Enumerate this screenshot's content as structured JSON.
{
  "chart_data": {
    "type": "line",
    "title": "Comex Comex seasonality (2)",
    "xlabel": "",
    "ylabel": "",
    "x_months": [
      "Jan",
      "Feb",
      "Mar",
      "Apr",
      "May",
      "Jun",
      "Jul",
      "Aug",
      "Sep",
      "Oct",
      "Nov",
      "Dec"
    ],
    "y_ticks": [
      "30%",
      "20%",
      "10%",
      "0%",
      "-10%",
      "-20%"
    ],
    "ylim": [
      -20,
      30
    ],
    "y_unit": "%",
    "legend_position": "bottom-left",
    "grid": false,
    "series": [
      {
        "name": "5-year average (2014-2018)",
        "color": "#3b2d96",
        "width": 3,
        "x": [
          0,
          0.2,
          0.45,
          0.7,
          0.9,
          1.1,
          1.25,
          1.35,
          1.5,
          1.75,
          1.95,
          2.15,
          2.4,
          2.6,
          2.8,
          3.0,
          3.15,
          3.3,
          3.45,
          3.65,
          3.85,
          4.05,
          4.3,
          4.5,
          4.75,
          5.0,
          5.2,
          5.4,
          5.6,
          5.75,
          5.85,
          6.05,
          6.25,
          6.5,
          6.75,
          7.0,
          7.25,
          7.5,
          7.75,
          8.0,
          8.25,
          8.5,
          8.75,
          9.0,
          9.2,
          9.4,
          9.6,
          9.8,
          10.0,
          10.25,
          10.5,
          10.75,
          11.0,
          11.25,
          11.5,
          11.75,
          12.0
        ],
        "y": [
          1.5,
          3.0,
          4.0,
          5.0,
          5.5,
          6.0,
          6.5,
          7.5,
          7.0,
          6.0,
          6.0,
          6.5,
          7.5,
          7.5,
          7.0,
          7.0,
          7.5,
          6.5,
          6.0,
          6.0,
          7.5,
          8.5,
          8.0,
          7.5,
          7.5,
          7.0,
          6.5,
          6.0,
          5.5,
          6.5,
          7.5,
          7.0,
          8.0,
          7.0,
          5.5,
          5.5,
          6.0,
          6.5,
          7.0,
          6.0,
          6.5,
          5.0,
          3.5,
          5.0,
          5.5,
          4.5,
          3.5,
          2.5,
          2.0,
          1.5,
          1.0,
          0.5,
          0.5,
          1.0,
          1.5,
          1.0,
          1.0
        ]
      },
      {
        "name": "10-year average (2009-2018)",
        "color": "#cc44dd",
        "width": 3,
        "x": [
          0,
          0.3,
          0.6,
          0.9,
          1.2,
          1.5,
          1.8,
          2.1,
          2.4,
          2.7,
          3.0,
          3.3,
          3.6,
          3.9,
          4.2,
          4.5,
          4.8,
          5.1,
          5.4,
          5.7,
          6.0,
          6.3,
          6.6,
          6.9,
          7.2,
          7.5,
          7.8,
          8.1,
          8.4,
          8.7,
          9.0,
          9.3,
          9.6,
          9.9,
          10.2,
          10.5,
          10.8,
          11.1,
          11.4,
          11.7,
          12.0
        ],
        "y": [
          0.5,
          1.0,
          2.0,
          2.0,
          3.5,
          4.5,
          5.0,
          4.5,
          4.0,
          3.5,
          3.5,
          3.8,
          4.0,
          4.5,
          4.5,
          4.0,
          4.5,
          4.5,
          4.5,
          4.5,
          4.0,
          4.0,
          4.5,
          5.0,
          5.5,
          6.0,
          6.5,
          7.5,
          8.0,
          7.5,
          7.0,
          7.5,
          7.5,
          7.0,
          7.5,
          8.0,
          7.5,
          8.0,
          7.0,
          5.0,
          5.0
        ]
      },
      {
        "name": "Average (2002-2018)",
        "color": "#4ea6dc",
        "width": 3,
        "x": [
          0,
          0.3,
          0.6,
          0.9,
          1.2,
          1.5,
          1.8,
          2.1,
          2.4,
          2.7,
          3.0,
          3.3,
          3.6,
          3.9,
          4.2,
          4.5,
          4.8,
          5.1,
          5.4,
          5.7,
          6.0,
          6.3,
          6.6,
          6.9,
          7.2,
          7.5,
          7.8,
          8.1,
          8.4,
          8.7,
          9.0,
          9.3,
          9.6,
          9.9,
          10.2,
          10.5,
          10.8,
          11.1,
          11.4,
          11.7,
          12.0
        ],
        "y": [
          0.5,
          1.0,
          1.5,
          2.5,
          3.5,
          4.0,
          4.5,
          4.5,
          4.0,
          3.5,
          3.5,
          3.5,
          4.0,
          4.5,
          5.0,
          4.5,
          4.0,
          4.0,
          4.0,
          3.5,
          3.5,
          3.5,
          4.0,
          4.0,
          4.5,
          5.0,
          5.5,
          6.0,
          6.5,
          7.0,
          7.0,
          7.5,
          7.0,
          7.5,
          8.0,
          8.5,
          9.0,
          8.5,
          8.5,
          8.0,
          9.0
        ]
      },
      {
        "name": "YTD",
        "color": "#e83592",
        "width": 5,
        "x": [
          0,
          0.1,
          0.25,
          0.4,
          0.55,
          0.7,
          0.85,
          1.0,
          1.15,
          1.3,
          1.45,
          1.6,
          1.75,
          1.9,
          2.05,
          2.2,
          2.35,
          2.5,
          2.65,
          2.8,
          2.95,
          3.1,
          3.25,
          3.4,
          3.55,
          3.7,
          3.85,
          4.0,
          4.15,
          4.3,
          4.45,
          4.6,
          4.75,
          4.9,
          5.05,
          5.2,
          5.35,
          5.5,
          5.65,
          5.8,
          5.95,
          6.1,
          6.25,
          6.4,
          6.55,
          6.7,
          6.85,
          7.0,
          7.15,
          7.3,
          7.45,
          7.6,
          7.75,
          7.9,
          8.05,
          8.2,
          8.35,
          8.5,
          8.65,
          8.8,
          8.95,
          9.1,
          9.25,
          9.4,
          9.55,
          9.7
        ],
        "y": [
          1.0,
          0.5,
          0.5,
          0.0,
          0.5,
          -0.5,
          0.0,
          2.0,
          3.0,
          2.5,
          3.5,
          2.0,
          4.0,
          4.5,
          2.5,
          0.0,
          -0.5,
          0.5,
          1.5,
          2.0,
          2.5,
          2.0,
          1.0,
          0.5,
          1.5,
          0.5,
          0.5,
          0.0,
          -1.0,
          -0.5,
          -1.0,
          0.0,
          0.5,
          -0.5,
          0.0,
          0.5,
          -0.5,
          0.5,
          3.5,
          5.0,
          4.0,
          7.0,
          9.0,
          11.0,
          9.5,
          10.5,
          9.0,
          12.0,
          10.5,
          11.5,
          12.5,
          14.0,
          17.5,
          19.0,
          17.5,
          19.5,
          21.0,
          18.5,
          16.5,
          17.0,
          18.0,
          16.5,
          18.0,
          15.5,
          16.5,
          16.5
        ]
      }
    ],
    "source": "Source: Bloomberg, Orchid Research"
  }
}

__Task description__.
How many lines in the records above contain the word "name"? Reply with the number and nothing more.

__Result for this exercise__.
4